The records are to be restated in their entirety, word for word.

***

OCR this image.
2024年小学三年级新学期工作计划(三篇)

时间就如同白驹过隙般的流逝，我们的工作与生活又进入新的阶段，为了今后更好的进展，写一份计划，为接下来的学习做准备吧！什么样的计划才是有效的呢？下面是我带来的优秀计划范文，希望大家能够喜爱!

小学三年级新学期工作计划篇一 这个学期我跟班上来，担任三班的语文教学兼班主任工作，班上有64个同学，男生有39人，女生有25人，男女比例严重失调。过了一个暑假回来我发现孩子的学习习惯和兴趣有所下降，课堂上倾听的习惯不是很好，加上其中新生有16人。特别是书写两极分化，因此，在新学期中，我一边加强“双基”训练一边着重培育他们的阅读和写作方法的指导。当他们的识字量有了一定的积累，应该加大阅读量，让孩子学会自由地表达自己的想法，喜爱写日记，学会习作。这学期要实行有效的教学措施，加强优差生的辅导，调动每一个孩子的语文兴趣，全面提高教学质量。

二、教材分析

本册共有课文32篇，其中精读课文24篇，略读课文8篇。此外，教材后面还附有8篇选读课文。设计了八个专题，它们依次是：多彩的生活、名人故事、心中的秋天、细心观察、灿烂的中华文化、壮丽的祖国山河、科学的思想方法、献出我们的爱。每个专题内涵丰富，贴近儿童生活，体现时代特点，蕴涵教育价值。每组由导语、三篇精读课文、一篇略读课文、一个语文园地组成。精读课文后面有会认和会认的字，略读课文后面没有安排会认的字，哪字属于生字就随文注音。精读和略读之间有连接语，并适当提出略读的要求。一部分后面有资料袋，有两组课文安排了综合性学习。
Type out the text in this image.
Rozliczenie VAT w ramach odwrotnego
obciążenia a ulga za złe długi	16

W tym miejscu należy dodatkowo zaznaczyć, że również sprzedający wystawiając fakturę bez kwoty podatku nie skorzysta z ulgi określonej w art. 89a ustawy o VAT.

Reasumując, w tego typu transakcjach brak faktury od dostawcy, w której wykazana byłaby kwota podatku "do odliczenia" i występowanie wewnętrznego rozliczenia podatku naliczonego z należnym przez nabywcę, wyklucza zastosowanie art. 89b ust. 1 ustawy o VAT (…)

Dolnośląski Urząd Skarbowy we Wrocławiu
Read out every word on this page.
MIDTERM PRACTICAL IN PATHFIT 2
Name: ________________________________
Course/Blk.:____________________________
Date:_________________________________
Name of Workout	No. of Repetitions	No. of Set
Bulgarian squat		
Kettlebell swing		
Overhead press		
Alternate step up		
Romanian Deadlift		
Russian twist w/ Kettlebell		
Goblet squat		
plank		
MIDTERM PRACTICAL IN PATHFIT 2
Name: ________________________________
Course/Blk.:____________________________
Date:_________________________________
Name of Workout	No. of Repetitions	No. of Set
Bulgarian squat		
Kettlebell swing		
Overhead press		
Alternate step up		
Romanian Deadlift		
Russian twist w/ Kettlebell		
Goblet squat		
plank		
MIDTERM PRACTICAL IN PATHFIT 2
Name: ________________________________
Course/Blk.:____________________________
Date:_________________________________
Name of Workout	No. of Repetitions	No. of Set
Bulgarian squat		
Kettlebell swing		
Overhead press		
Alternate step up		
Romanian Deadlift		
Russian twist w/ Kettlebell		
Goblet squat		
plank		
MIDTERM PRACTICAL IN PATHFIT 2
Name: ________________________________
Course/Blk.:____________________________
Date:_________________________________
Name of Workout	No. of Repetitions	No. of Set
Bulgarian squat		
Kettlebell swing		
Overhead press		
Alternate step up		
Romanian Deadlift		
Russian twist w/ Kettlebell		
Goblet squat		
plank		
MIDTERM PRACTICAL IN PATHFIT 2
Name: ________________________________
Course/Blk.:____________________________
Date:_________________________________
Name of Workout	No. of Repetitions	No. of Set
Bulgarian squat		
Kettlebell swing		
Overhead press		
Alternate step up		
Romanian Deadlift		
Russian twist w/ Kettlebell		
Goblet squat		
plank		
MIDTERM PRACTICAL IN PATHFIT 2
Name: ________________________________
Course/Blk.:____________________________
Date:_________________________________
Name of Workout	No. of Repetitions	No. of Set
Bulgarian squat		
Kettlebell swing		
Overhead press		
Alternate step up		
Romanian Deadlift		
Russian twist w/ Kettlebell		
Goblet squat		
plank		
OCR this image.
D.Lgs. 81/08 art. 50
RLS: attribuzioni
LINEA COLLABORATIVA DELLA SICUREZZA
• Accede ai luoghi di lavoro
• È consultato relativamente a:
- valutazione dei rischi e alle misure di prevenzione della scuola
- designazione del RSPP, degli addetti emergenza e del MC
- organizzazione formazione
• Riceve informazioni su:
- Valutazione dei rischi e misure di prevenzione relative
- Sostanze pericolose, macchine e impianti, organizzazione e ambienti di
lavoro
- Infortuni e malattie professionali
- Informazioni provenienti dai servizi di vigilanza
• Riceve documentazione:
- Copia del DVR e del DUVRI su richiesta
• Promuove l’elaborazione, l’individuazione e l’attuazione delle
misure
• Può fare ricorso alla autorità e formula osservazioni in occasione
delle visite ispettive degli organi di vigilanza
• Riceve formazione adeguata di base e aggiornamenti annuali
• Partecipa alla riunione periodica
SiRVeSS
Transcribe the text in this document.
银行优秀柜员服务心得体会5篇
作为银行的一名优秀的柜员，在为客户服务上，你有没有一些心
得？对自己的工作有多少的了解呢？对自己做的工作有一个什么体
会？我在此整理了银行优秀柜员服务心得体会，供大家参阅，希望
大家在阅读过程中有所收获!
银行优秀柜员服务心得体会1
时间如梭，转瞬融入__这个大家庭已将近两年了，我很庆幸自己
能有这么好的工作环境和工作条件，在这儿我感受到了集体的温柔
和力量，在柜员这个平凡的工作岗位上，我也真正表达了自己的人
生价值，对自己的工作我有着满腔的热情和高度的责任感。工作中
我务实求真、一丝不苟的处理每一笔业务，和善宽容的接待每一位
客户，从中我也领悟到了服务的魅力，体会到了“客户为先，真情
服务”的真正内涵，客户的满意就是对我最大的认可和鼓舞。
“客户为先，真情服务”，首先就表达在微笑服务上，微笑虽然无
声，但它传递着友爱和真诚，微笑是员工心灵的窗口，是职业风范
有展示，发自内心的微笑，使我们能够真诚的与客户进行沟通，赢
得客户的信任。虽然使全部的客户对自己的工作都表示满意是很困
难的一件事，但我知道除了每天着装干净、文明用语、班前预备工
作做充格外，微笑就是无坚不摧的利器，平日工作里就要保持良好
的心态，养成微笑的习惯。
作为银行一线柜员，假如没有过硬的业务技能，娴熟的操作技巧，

***

# Solution to the problem
OCR this image.
2024年小学三年级新学期工作计划(三篇)

时间就如同白驹过隙般的流逝，我们的工作与生活又进入新的阶段，为了今后更好的进展，写一份计划，为接下来的学习做准备吧！什么样的计划才是有效的呢？下面是我带来的优秀计划范文，希望大家能够喜爱!

小学三年级新学期工作计划篇一 这个学期我跟班上来，担任三班的语文教学兼班主任工作，班上有64个同学，男生有39人，女生有25人，男女比例严重失调。过了一个暑假回来我发现孩子的学习习惯和兴趣有所下降，课堂上倾听的习惯不是很好，加上其中新生有16人。特别是书写两极分化，因此，在新学期中，我一边加强“双基”训练一边着重培育他们的阅读和写作方法的指导。当他们的识字量有了一定的积累，应该加大阅读量，让孩子学会自由地表达自己的想法，喜爱写日记，学会习作。这学期要实行有效的教学措施，加强优差生的辅导，调动每一个孩子的语文兴趣，全面提高教学质量。

二、教材分析

本册共有课文32篇，其中精读课文24篇，略读课文8篇。此外，教材后面还附有8篇选读课文。设计了八个专题，它们依次是：多彩的生活、名人故事、心中的秋天、细心观察、灿烂的中华文化、壮丽的祖国山河、科学的思想方法、献出我们的爱。每个专题内涵丰富，贴近儿童生活，体现时代特点，蕴涵教育价值。每组由导语、三篇精读课文、一篇略读课文、一个语文园地组成。精读课文后面有会认和会认的字，略读课文后面没有安排会认的字，哪字属于生字就随文注音。精读和略读之间有连接语，并适当提出略读的要求。一部分后面有资料袋，有两组课文安排了综合性学习。
Type out the text in this image.
Rozliczenie VAT w ramach odwrotnego
obciążenia a ulga za złe długi	16

W tym miejscu należy dodatkowo zaznaczyć, że również sprzedający wystawiając fakturę bez kwoty podatku nie skorzysta z ulgi określonej w art. 89a ustawy o VAT.

Reasumując, w tego typu transakcjach brak faktury od dostawcy, w której wykazana byłaby kwota podatku "do odliczenia" i występowanie wewnętrznego rozliczenia podatku naliczonego z należnym przez nabywcę, wyklucza zastosowanie art. 89b ust. 1 ustawy o VAT (…)

Dolnośląski Urząd Skarbowy we Wrocławiu
Read out every word on this page.
MIDTERM PRACTICAL IN PATHFIT 2
Name: ________________________________
Course/Blk.:____________________________
Date:_________________________________
Name of Workout	No. of Repetitions	No. of Set
Bulgarian squat		
Kettlebell swing		
Overhead press		
Alternate step up		
Romanian Deadlift		
Russian twist w/ Kettlebell		
Goblet squat		
plank		
MIDTERM PRACTICAL IN PATHFIT 2
Name: ________________________________
Course/Blk.:____________________________
Date:_________________________________
Name of Workout	No. of Repetitions	No. of Set
Bulgarian squat		
Kettlebell swing		
Overhead press		
Alternate step up		
Romanian Deadlift		
Russian twist w/ Kettlebell		
Goblet squat		
plank		
MIDTERM PRACTICAL IN PATHFIT 2
Name: ________________________________
Course/Blk.:____________________________
Date:_________________________________
Name of Workout	No. of Repetitions	No. of Set
Bulgarian squat		
Kettlebell swing		
Overhead press		
Alternate step up		
Romanian Deadlift		
Russian twist w/ Kettlebell		
Goblet squat		
plank		
MIDTERM PRACTICAL IN PATHFIT 2
Name: ________________________________
Course/Blk.:____________________________
Date:_________________________________
Name of Workout	No. of Repetitions	No. of Set
Bulgarian squat		
Kettlebell swing		
Overhead press		
Alternate step up		
Romanian Deadlift		
Russian twist w/ Kettlebell		
Goblet squat		
plank		
MIDTERM PRACTICAL IN PATHFIT 2
Name: ________________________________
Course/Blk.:____________________________
Date:_________________________________
Name of Workout	No. of Repetitions	No. of Set
Bulgarian squat		
Kettlebell swing		
Overhead press		
Alternate step up		
Romanian Deadlift		
Russian twist w/ Kettlebell		
Goblet squat		
plank		
MIDTERM PRACTICAL IN PATHFIT 2
Name: ________________________________
Course/Blk.:____________________________
Date:_________________________________
Name of Workout	No. of Repetitions	No. of Set
Bulgarian squat		
Kettlebell swing		
Overhead press		
Alternate step up		
Romanian Deadlift		
Russian twist w/ Kettlebell		
Goblet squat		
plank		
OCR this image.
D.Lgs. 81/08 art. 50
RLS: attribuzioni
LINEA COLLABORATIVA DELLA SICUREZZA
• Accede ai luoghi di lavoro
• È consultato relativamente a:
- valutazione dei rischi e alle misure di prevenzione della scuola
- designazione del RSPP, degli addetti emergenza e del MC
- organizzazione formazione
• Riceve informazioni su:
- Valutazione dei rischi e misure di prevenzione relative
- Sostanze pericolose, macchine e impianti, organizzazione e ambienti di
lavoro
- Infortuni e malattie professionali
- Informazioni provenienti dai servizi di vigilanza
• Riceve documentazione:
- Copia del DVR e del DUVRI su richiesta
• Promuove l’elaborazione, l’individuazione e l’attuazione delle
misure
• Può fare ricorso alla autorità e formula osservazioni in occasione
delle visite ispettive degli organi di vigilanza
• Riceve formazione adeguata di base e aggiornamenti annuali
• Partecipa alla riunione periodica
SiRVeSS
Transcribe the text in this document.
银行优秀柜员服务心得体会5篇
作为银行的一名优秀的柜员，在为客户服务上，你有没有一些心
得？对自己的工作有多少的了解呢？对自己做的工作有一个什么体
会？我在此整理了银行优秀柜员服务心得体会，供大家参阅，希望
大家在阅读过程中有所收获!
银行优秀柜员服务心得体会1
时间如梭，转瞬融入__这个大家庭已将近两年了，我很庆幸自己
能有这么好的工作环境和工作条件，在这儿我感受到了集体的温柔
和力量，在柜员这个平凡的工作岗位上，我也真正表达了自己的人
生价值，对自己的工作我有着满腔的热情和高度的责任感。工作中
我务实求真、一丝不苟的处理每一笔业务，和善宽容的接待每一位
客户，从中我也领悟到了服务的魅力，体会到了“客户为先，真情
服务”的真正内涵，客户的满意就是对我最大的认可和鼓舞。
“客户为先，真情服务”，首先就表达在微笑服务上，微笑虽然无
声，但它传递着友爱和真诚，微笑是员工心灵的窗口，是职业风范
有展示，发自内心的微笑，使我们能够真诚的与客户进行沟通，赢
得客户的信任。虽然使全部的客户对自己的工作都表示满意是很困
难的一件事，但我知道除了每天着装干净、文明用语、班前预备工
作做充格外，微笑就是无坚不摧的利器，平日工作里就要保持良好
的心态，养成微笑的习惯。
作为银行一线柜员，假如没有过硬的业务技能，娴熟的操作技巧，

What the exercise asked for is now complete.